* **Task goal**
In your copy, leave out the pictures; write out all the data exactly.

[Extracted data entries]
— start —

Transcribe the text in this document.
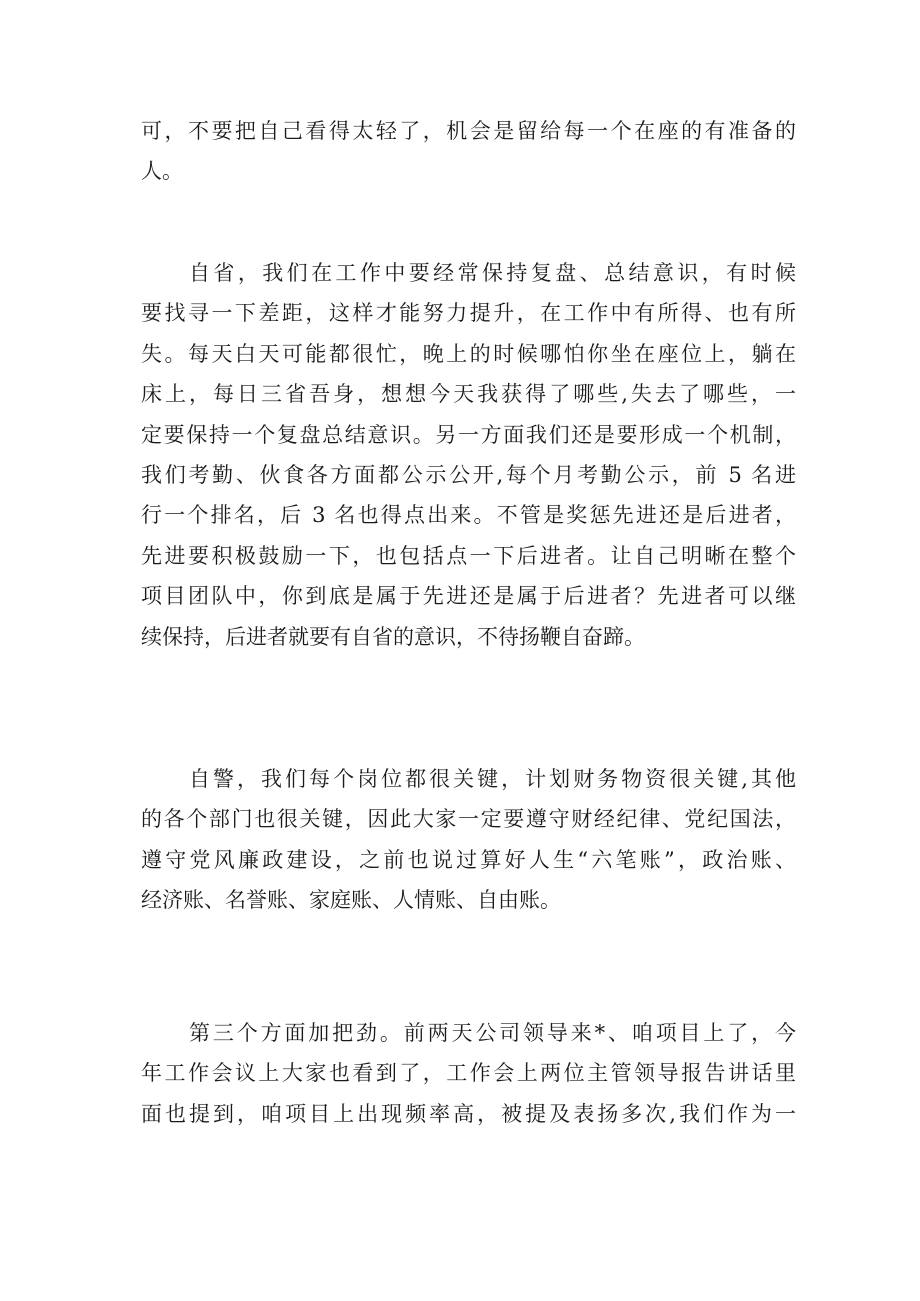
可，不要把自己看得太轻了，机会是留给每一个在座的有准备的
人。

自省，我们在工作中要经常保持复盘、总结意识，有时候
要找寻一下差距，这样才能努力提升，在工作中有所得、也有所
失。每天白天可能都很忙，晚上的时候哪怕你坐在座位上，躺在
床上，每日三省吾身，想想今天我获得了哪些,失去了哪些，一
定要保持一个复盘总结意识。另一方面我们还是要形成一个机制，
我们考勤、伙食各方面都公示公开,每个月考勤公示，前 5 名进
行一个排名，后 3 名也得点出来。不管是奖惩先进还是后进者，
先进要积极鼓励一下，也包括点一下后进者。让自己明晰在整个
项目团队中，你到底是属于先进还是属于后进者？先进者可以继
续保持，后进者就要有自省的意识，不待扬鞭自奋蹄。

自警，我们每个岗位都很关键，计划财务物资很关键,其他
的各个部门也很关键，因此大家一定要遵守财经纪律、党纪国法，
遵守党风廉政建设，之前也说过算好人生“六笔账”，政治账、
经济账、名誉账、家庭账、人情账、自由账。

第三个方面加把劲。前两天公司领导来*、咱项目上了，今
年工作会议上大家也看到了，工作会上两位主管领导报告讲话里
面也提到，咱项目上出现频率高，被提及表扬多次,我们作为一
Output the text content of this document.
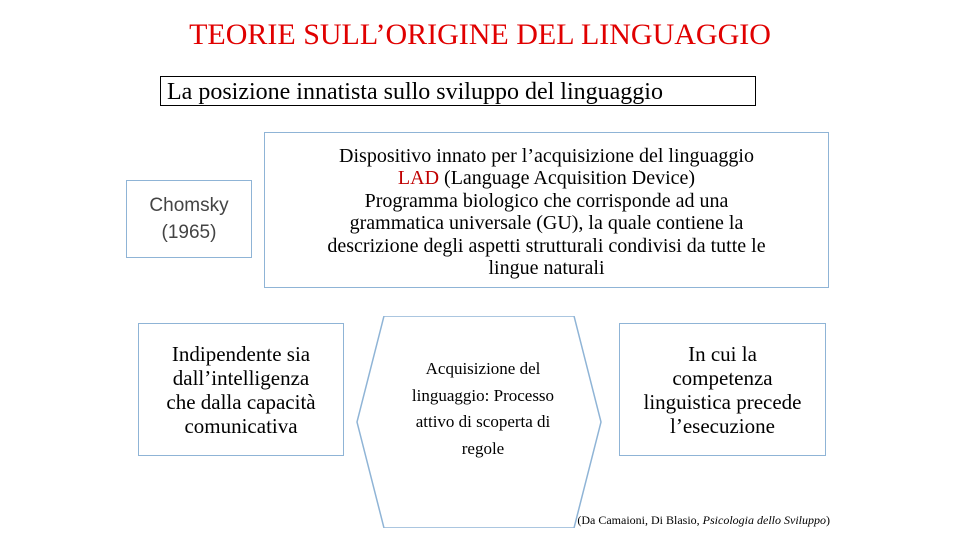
TEORIE SULL’ORIGINE DEL LINGUAGGIO
La posizione innatista sullo sviluppo del linguaggio
Chomsky
(1965)
Dispositivo innato per l’acquisizione del linguaggio
LAD (Language Acquisition Device)
Programma biologico che corrisponde ad una
grammatica universale (GU), la quale contiene la
descrizione degli aspetti strutturali condivisi da tutte le
lingue naturali
Indipendente sia
dall’intelligenza
che dalla capacità
comunicativa
Acquisizione del
linguaggio: Processo
attivo di scoperta di
regole
In cui la
competenza
linguistica precede
l’esecuzione
(Da Camaioni, Di Blasio, Psicologia dello Sviluppo)
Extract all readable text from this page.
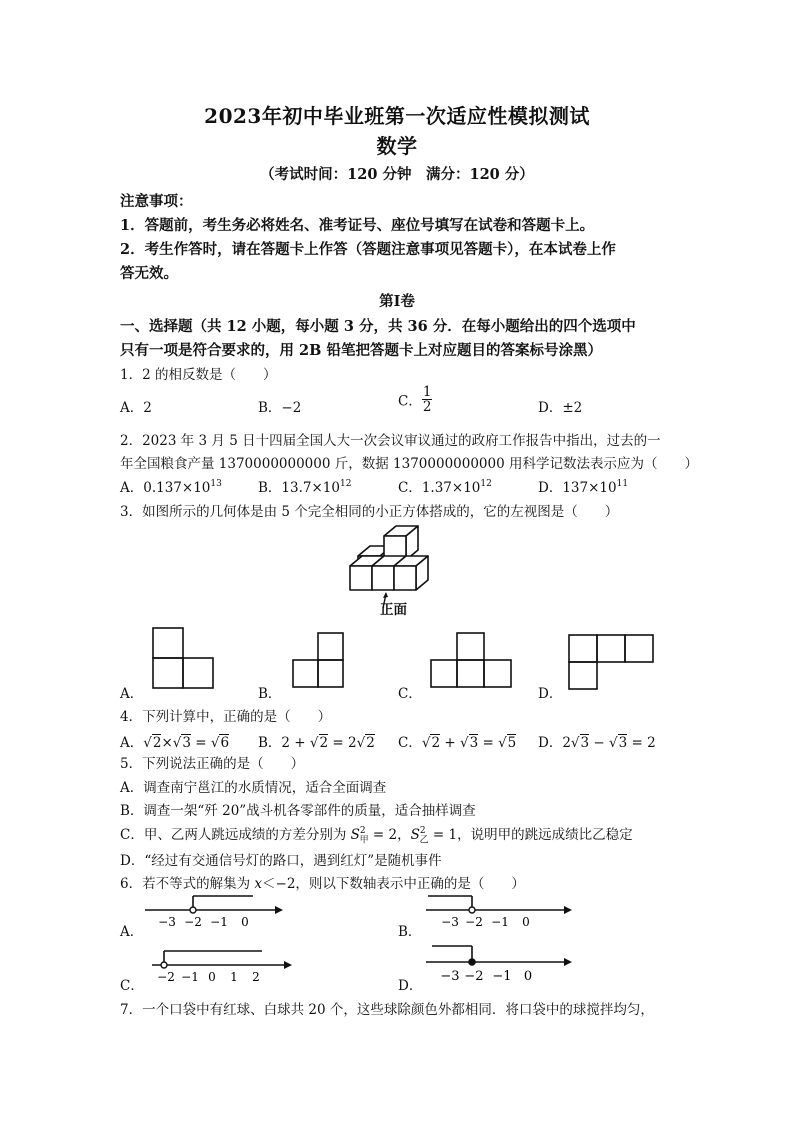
2023年初中毕业班第一次适应性模拟测试
数学
（考试时间：120 分钟　满分：120 分）
注意事项：
1．答题前，考生务必将姓名、准考证号、座位号填写在试卷和答题卡上。
2．考生作答时，请在答题卡上作答（答题注意事项见答题卡），在本试卷上作
答无效。
第Ⅰ卷
一、选择题（共 12 小题，每小题 3 分，共 36 分．在每小题给出的四个选项中
只有一项是符合要求的，用 2B 铅笔把答题卡上对应题目的答案标号涂黑）
1．2 的相反数是（　　）
A．2	B．−2	C． $\frac{1}{2}$	D．±2
2．2023 年 3 月 5 日十四届全国人大一次会议审议通过的政府工作报告中指出，过去的一
年全国粮食产量 1370000000000 斤，数据 1370000000000 用科学记数法表示应为（　　）
A．$0.137\times 10^{13}$	B．$13.7\times 10^{12}$	C．$1.37\times 10^{12}$	D．$137\times 10^{11}$
3．如图所示的几何体是由 5 个完全相同的小正方体搭成的，它的左视图是（　　）
正面
A．	B．	C．	D．
4．下列计算中，正确的是（　　）
A．√2×√3 = √6 B．2 + √2 = 2√2 C．√2 + √3 = √5 D．2√3 − √3 = 2
5．下列说法正确的是（　　）
A．调查南宁邕江的水质情况，适合全面调查
B．调查一架“歼 20”战斗机各零部件的质量，适合抽样调查
C．甲、乙两人跳远成绩的方差分别为 $S^2_甲 = 2$，$S^2_乙 = 1$，说明甲的跳远成绩比乙稳定
D．“经过有交通信号灯的路口，遇到红灯”是随机事件
6．若不等式的解集为 x＜−2，则以下数轴表示中正确的是（　　）
A．
−3 −2 −1 0
B．
−3 −2 −1 0
C．
−2 −1 0 1 2
D．
−3 −2 −1 0
7．一个口袋中有红球、白球共 20 个，这些球除颜色外都相同．将口袋中的球搅拌均匀，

— end —

* **Exercise result**
Transcribe the text in this document.
可，不要把自己看得太轻了，机会是留给每一个在座的有准备的
人。

自省，我们在工作中要经常保持复盘、总结意识，有时候
要找寻一下差距，这样才能努力提升，在工作中有所得、也有所
失。每天白天可能都很忙，晚上的时候哪怕你坐在座位上，躺在
床上，每日三省吾身，想想今天我获得了哪些,失去了哪些，一
定要保持一个复盘总结意识。另一方面我们还是要形成一个机制，
我们考勤、伙食各方面都公示公开,每个月考勤公示，前 5 名进
行一个排名，后 3 名也得点出来。不管是奖惩先进还是后进者，
先进要积极鼓励一下，也包括点一下后进者。让自己明晰在整个
项目团队中，你到底是属于先进还是属于后进者？先进者可以继
续保持，后进者就要有自省的意识，不待扬鞭自奋蹄。

自警，我们每个岗位都很关键，计划财务物资很关键,其他
的各个部门也很关键，因此大家一定要遵守财经纪律、党纪国法，
遵守党风廉政建设，之前也说过算好人生“六笔账”，政治账、
经济账、名誉账、家庭账、人情账、自由账。

第三个方面加把劲。前两天公司领导来*、咱项目上了，今
年工作会议上大家也看到了，工作会上两位主管领导报告讲话里
面也提到，咱项目上出现频率高，被提及表扬多次,我们作为一
Output the text content of this document.
TEORIE SULL’ORIGINE DEL LINGUAGGIO
La posizione innatista sullo sviluppo del linguaggio
Chomsky
(1965)
Dispositivo innato per l’acquisizione del linguaggio
LAD (Language Acquisition Device)
Programma biologico che corrisponde ad una
grammatica universale (GU), la quale contiene la
descrizione degli aspetti strutturali condivisi da tutte le
lingue naturali
Indipendente sia
dall’intelligenza
che dalla capacità
comunicativa
Acquisizione del
linguaggio: Processo
attivo di scoperta di
regole
In cui la
competenza
linguistica precede
l’esecuzione
(Da Camaioni, Di Blasio, Psicologia dello Sviluppo)
Extract all readable text from this page.
2023年初中毕业班第一次适应性模拟测试
数学
（考试时间：120 分钟　满分：120 分）
注意事项：
1．答题前，考生务必将姓名、准考证号、座位号填写在试卷和答题卡上。
2．考生作答时，请在答题卡上作答（答题注意事项见答题卡），在本试卷上作
答无效。
第Ⅰ卷
一、选择题（共 12 小题，每小题 3 分，共 36 分．在每小题给出的四个选项中
只有一项是符合要求的，用 2B 铅笔把答题卡上对应题目的答案标号涂黑）
1．2 的相反数是（　　）
A．2	B．−2	C． $\frac{1}{2}$	D．±2
2．2023 年 3 月 5 日十四届全国人大一次会议审议通过的政府工作报告中指出，过去的一
年全国粮食产量 1370000000000 斤，数据 1370000000000 用科学记数法表示应为（　　）
A．$0.137\times 10^{13}$	B．$13.7\times 10^{12}$	C．$1.37\times 10^{12}$	D．$137\times 10^{11}$
3．如图所示的几何体是由 5 个完全相同的小正方体搭成的，它的左视图是（　　）
正面
A．	B．	C．	D．
4．下列计算中，正确的是（　　）
A．√2×√3 = √6 B．2 + √2 = 2√2 C．√2 + √3 = √5 D．2√3 − √3 = 2
5．下列说法正确的是（　　）
A．调查南宁邕江的水质情况，适合全面调查
B．调查一架“歼 20”战斗机各零部件的质量，适合抽样调查
C．甲、乙两人跳远成绩的方差分别为 $S^2_甲 = 2$，$S^2_乙 = 1$，说明甲的跳远成绩比乙稳定
D．“经过有交通信号灯的路口，遇到红灯”是随机事件
6．若不等式的解集为 x＜−2，则以下数轴表示中正确的是（　　）
A．
−3 −2 −1 0
B．
−3 −2 −1 0
C．
−2 −1 0 1 2
D．
−3 −2 −1 0
7．一个口袋中有红球、白球共 20 个，这些球除颜色外都相同．将口袋中的球搅拌均匀，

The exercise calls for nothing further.